> **Your objective**
Without the pictures, repeat the listing character for character.

> **Listed records**
* Start *

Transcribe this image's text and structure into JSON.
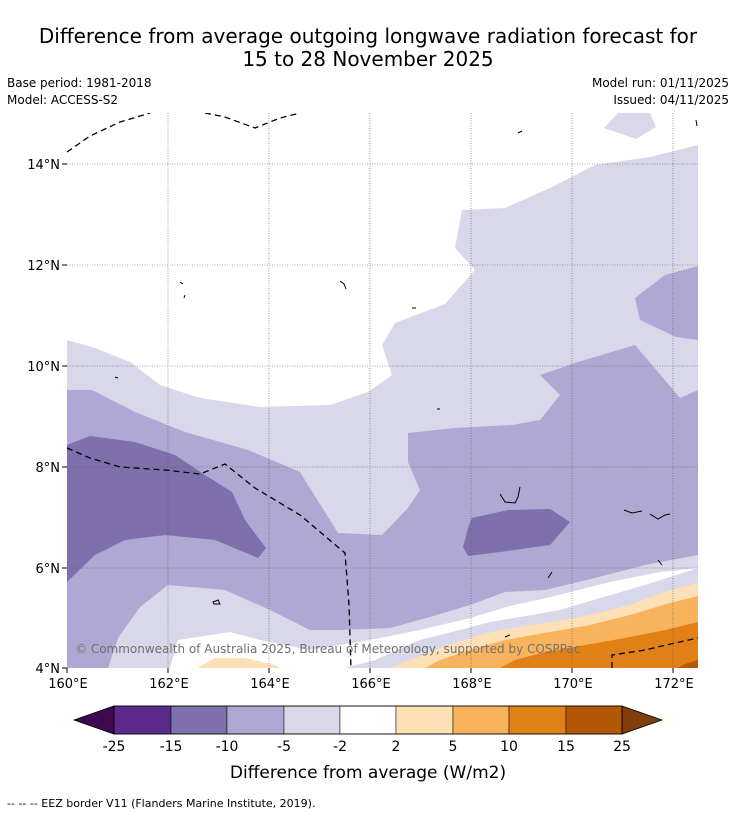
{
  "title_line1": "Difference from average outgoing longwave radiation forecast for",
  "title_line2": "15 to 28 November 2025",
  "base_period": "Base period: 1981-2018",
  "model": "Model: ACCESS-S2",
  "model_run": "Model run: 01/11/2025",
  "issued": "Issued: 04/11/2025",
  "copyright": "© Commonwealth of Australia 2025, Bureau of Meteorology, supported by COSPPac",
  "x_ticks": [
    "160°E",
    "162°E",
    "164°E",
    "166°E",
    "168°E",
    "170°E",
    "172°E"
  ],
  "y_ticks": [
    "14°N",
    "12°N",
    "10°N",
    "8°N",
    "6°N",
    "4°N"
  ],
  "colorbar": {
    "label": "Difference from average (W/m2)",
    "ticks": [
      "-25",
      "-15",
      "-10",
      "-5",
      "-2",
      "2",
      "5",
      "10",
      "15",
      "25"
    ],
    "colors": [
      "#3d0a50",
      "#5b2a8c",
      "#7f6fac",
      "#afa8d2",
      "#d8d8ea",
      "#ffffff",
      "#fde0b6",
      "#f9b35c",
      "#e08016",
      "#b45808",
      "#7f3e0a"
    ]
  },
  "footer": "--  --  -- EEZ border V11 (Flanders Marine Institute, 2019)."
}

* End *

> **Finished exercise**
Transcribe this image's text and structure into JSON.
{
  "title_line1": "Difference from average outgoing longwave radiation forecast for",
  "title_line2": "15 to 28 November 2025",
  "base_period": "Base period: 1981-2018",
  "model": "Model: ACCESS-S2",
  "model_run": "Model run: 01/11/2025",
  "issued": "Issued: 04/11/2025",
  "copyright": "© Commonwealth of Australia 2025, Bureau of Meteorology, supported by COSPPac",
  "x_ticks": [
    "160°E",
    "162°E",
    "164°E",
    "166°E",
    "168°E",
    "170°E",
    "172°E"
  ],
  "y_ticks": [
    "14°N",
    "12°N",
    "10°N",
    "8°N",
    "6°N",
    "4°N"
  ],
  "colorbar": {
    "label": "Difference from average (W/m2)",
    "ticks": [
      "-25",
      "-15",
      "-10",
      "-5",
      "-2",
      "2",
      "5",
      "10",
      "15",
      "25"
    ],
    "colors": [
      "#3d0a50",
      "#5b2a8c",
      "#7f6fac",
      "#afa8d2",
      "#d8d8ea",
      "#ffffff",
      "#fde0b6",
      "#f9b35c",
      "#e08016",
      "#b45808",
      "#7f3e0a"
    ]
  },
  "footer": "--  --  -- EEZ border V11 (Flanders Marine Institute, 2019)."
}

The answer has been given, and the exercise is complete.